Records that describe figures:
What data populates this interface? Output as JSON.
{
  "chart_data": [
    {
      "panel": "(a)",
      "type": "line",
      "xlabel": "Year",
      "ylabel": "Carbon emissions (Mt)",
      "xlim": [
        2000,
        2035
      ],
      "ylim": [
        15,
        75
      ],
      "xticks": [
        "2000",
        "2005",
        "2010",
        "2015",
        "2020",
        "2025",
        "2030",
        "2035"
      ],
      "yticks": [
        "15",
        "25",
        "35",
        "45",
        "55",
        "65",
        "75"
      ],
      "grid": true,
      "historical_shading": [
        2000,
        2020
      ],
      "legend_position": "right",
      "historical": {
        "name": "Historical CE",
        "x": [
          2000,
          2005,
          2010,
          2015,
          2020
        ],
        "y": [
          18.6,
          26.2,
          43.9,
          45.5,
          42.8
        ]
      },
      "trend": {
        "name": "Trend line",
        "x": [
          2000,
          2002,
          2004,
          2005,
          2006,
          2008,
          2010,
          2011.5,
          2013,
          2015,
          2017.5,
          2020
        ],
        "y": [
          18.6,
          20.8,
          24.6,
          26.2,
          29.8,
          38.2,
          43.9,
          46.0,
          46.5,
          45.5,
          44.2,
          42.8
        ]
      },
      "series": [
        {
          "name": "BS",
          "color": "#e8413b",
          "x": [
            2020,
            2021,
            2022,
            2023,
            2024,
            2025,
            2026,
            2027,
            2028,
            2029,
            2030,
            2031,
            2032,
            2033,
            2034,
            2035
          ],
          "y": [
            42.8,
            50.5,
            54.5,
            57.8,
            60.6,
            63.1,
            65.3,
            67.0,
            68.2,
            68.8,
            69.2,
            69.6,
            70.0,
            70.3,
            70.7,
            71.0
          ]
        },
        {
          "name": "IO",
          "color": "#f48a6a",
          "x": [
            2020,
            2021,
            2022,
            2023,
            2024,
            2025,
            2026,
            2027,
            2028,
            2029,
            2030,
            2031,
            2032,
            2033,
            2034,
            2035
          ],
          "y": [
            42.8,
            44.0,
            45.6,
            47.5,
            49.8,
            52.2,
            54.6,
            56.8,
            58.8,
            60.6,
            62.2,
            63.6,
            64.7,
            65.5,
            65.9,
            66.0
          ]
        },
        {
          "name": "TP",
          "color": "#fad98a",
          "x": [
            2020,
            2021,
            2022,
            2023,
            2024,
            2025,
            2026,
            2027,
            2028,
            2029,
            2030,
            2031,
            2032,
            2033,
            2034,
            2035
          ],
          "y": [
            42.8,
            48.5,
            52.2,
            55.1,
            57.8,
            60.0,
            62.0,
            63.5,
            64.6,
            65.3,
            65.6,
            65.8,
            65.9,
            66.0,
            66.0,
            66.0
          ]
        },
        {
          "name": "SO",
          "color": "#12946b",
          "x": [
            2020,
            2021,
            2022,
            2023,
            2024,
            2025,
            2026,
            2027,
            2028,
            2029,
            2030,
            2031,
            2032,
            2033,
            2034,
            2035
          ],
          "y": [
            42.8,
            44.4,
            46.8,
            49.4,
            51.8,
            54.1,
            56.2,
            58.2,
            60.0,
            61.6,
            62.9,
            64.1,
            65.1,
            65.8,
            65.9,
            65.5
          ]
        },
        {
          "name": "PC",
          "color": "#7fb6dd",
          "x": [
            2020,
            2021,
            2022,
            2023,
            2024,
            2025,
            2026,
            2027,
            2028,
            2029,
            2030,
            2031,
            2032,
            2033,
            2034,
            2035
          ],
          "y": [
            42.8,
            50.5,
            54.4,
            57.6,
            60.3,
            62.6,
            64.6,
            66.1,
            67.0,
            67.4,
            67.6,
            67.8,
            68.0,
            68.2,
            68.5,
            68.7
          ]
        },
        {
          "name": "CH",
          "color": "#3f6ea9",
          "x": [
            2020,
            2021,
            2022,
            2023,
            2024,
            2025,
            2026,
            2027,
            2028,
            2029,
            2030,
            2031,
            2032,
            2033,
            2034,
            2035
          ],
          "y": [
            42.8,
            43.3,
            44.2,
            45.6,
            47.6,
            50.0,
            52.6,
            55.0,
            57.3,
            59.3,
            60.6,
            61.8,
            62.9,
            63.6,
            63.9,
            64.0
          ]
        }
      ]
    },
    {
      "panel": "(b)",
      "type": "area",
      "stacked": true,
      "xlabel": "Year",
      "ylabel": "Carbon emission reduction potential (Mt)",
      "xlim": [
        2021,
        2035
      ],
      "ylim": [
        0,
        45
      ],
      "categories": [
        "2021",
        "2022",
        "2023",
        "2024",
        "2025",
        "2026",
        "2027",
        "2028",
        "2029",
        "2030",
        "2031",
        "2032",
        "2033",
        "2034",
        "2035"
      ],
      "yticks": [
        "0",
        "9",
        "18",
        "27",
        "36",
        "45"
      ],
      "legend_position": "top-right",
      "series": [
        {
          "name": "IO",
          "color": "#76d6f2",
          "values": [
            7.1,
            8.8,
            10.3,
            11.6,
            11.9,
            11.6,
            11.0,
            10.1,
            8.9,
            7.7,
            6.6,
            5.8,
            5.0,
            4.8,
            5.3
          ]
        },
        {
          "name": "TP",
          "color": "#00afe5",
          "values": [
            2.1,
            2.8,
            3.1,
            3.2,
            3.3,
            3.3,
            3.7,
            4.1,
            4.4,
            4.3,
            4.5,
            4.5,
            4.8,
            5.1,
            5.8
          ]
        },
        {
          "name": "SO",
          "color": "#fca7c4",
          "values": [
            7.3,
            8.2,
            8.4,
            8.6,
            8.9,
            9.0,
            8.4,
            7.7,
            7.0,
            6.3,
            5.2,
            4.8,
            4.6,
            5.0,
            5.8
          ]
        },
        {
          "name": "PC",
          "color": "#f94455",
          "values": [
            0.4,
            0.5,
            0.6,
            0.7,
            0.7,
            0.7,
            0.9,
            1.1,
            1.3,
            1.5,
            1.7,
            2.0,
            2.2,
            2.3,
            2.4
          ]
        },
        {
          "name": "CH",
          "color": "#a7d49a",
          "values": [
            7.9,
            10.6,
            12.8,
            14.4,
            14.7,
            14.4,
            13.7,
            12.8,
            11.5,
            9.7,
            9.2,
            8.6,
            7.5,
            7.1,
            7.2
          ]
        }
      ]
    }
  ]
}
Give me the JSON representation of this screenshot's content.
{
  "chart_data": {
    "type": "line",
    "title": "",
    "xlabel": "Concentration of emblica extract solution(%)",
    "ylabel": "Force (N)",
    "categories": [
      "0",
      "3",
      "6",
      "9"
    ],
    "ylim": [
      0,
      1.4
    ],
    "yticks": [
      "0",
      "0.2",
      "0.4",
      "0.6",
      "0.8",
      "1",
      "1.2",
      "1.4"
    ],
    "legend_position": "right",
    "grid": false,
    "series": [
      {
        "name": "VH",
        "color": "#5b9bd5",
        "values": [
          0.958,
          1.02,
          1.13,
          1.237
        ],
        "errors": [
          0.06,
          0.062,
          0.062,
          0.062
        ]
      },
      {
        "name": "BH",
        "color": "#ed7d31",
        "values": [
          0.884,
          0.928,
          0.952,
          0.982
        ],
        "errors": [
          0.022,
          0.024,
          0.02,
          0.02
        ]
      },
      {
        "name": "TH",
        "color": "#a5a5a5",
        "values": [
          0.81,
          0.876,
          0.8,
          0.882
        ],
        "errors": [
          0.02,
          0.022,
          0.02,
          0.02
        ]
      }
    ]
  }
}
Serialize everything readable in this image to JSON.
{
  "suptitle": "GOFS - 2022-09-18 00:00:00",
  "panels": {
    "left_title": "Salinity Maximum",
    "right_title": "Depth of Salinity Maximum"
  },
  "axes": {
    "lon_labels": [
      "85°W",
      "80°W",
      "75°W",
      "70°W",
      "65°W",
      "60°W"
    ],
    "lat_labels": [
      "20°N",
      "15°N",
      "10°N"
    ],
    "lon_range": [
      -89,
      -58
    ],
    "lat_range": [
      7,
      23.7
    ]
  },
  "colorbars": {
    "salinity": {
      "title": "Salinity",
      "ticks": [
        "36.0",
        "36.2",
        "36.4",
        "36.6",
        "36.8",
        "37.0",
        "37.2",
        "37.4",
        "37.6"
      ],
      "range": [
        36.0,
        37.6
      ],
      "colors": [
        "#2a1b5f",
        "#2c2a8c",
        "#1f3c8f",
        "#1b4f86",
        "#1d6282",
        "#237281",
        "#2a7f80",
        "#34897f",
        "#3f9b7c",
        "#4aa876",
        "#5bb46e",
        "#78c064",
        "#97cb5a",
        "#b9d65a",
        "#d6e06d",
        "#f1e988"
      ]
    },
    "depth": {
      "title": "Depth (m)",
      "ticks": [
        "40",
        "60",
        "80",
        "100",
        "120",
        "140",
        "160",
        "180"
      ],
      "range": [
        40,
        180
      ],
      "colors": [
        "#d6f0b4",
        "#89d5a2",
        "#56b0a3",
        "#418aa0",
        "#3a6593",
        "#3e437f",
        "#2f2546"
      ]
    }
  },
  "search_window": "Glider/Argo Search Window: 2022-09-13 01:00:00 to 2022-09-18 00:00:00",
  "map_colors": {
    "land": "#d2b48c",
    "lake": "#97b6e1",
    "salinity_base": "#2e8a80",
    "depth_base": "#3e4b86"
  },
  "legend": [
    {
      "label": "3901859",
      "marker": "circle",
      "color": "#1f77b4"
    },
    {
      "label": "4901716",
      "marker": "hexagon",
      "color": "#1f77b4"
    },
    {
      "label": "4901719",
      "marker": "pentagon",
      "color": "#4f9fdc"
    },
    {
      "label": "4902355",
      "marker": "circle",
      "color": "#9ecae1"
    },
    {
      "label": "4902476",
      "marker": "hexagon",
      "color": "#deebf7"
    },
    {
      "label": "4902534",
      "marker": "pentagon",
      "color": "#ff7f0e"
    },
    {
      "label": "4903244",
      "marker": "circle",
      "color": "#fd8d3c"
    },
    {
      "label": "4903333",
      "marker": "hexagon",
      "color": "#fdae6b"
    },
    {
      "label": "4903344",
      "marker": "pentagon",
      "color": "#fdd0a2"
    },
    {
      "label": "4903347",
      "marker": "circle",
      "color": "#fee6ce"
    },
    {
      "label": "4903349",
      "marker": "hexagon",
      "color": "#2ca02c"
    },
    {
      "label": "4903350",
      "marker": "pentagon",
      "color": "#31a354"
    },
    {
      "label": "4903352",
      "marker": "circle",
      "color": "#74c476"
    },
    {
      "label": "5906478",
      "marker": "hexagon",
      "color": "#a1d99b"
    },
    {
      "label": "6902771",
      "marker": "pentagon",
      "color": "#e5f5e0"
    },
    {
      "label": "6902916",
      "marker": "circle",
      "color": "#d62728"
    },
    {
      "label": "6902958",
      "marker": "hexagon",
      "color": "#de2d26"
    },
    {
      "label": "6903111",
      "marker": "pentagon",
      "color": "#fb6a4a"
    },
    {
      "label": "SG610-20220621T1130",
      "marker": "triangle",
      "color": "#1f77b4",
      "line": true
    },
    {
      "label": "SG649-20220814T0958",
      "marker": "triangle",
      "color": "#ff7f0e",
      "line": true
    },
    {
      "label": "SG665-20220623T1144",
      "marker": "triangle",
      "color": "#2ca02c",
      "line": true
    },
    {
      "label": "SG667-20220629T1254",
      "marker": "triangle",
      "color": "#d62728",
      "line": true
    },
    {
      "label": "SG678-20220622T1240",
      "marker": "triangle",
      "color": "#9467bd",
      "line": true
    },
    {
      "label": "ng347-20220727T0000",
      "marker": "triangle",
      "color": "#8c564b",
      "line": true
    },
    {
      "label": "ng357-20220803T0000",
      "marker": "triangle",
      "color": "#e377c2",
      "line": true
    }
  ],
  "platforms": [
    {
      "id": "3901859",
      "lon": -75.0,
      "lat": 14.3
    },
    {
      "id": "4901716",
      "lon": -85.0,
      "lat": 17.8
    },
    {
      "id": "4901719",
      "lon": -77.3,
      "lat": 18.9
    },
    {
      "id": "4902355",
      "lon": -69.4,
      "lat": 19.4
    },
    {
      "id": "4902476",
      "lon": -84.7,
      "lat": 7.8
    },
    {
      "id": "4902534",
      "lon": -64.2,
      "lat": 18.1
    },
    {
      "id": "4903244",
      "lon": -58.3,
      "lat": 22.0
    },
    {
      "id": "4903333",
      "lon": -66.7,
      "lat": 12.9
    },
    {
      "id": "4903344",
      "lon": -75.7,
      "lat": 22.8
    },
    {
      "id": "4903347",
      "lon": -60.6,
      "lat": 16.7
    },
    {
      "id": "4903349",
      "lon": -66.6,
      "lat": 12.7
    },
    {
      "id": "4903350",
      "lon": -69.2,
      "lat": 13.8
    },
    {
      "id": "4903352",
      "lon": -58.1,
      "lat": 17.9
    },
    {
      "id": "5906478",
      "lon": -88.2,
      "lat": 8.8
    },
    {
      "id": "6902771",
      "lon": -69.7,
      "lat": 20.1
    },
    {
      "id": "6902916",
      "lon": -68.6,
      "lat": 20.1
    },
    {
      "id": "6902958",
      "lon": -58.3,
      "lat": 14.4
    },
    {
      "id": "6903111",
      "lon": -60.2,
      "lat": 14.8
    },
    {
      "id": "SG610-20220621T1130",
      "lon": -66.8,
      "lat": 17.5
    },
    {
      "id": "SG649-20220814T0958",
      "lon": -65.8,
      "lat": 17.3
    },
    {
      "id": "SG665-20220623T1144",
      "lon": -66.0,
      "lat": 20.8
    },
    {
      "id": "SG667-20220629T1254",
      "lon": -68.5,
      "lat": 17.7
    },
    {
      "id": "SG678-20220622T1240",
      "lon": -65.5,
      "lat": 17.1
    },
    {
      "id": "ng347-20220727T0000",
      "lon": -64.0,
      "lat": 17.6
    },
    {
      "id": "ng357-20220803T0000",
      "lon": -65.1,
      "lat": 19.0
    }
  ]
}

Written task =
Count the lines that hold the string "Maximum" and state that number alone.

The response =
2